## Start DATASET RECORDS

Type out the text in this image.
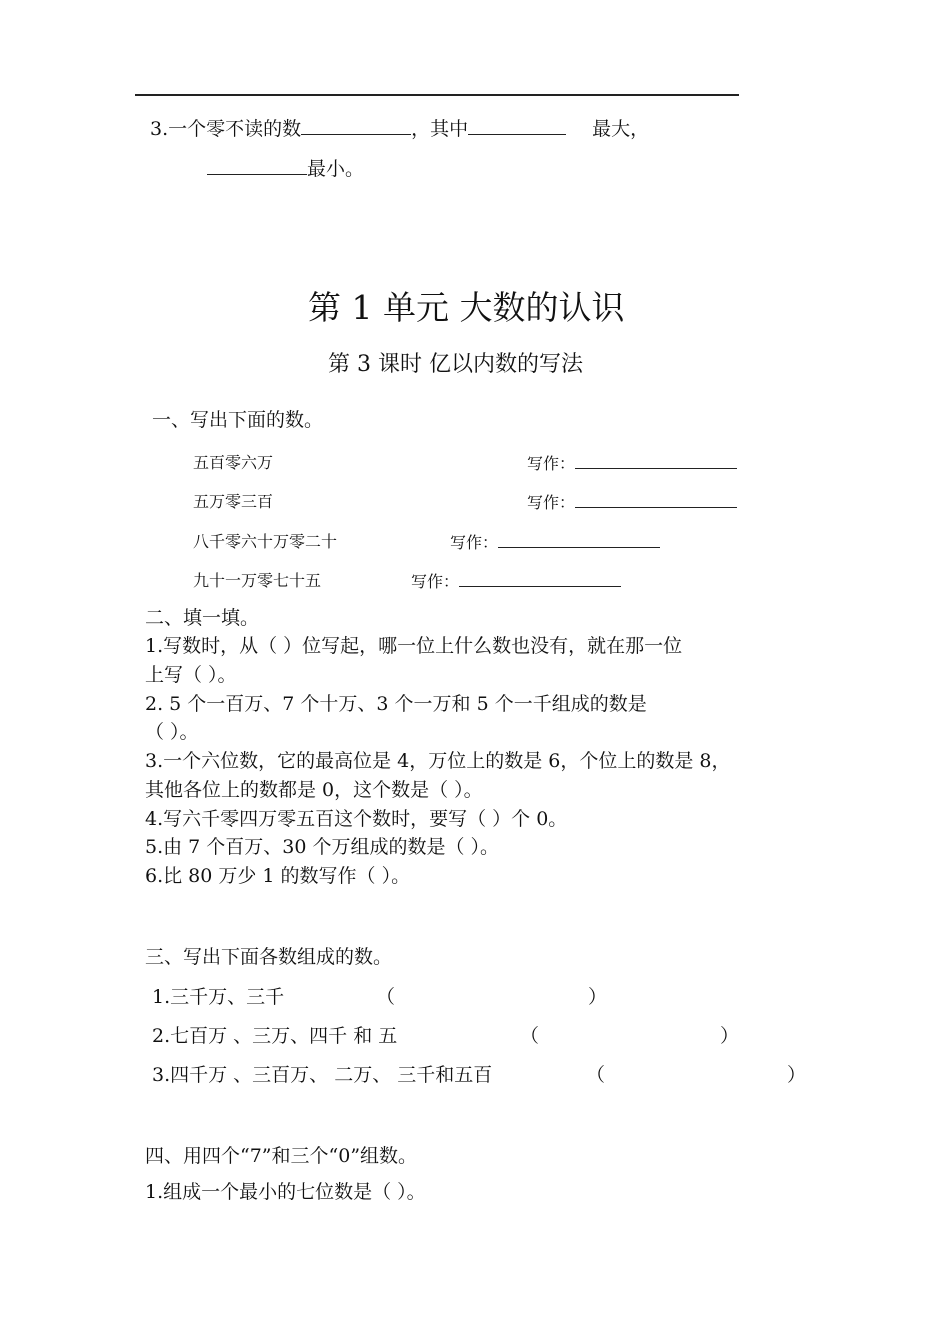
3.一个零不读的数	，其中	最大，
最小。
第 1 单元 大数的认识
第 3 课时 亿以内数的写法
一、写出下面的数。
五百零六万	写作：
五万零三百	写作：
八千零六十万零二十	写作：
九十一万零七十五	写作：
二、填一填。
1.写数时，从（ ）位写起，哪一位上什么数也没有，就在那一位
上写（ ）。
2. 5 个一百万、7 个十万、3 个一万和 5 个一千组成的数是
（ ）。
3.一个六位数，它的最高位是 4，万位上的数是 6，个位上的数是 8，
其他各位上的数都是 0，这个数是（ ）。
4.写六千零四万零五百这个数时，要写（ ）个 0。
5.由 7 个百万、30 个万组成的数是（ ）。
6.比 80 万少 1 的数写作（ ）。
三、写出下面各数组成的数。
1.三千万、三千	（	）
2.七百万 、三万、四千 和 五	（	）
3.四千万 、三百万、 二万、 三千和五百	（	）
四、用四个“7”和三个“0”组数。
1.组成一个最小的七位数是（ ）。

## End DATASET RECORDS

__AIM OF THE TASK__
Copy every entry exactly as written. Pictures are excluded.

__WRITTEN RESPONSE__
Type out the text in this image.
3.一个零不读的数	，其中	最大，
最小。
第 1 单元 大数的认识
第 3 课时 亿以内数的写法
一、写出下面的数。
五百零六万	写作：
五万零三百	写作：
八千零六十万零二十	写作：
九十一万零七十五	写作：
二、填一填。
1.写数时，从（ ）位写起，哪一位上什么数也没有，就在那一位
上写（ ）。
2. 5 个一百万、7 个十万、3 个一万和 5 个一千组成的数是
（ ）。
3.一个六位数，它的最高位是 4，万位上的数是 6，个位上的数是 8，
其他各位上的数都是 0，这个数是（ ）。
4.写六千零四万零五百这个数时，要写（ ）个 0。
5.由 7 个百万、30 个万组成的数是（ ）。
6.比 80 万少 1 的数写作（ ）。
三、写出下面各数组成的数。
1.三千万、三千	（	）
2.七百万 、三万、四千 和 五	（	）
3.四千万 、三百万、 二万、 三千和五百	（	）
四、用四个“7”和三个“0”组数。
1.组成一个最小的七位数是（ ）。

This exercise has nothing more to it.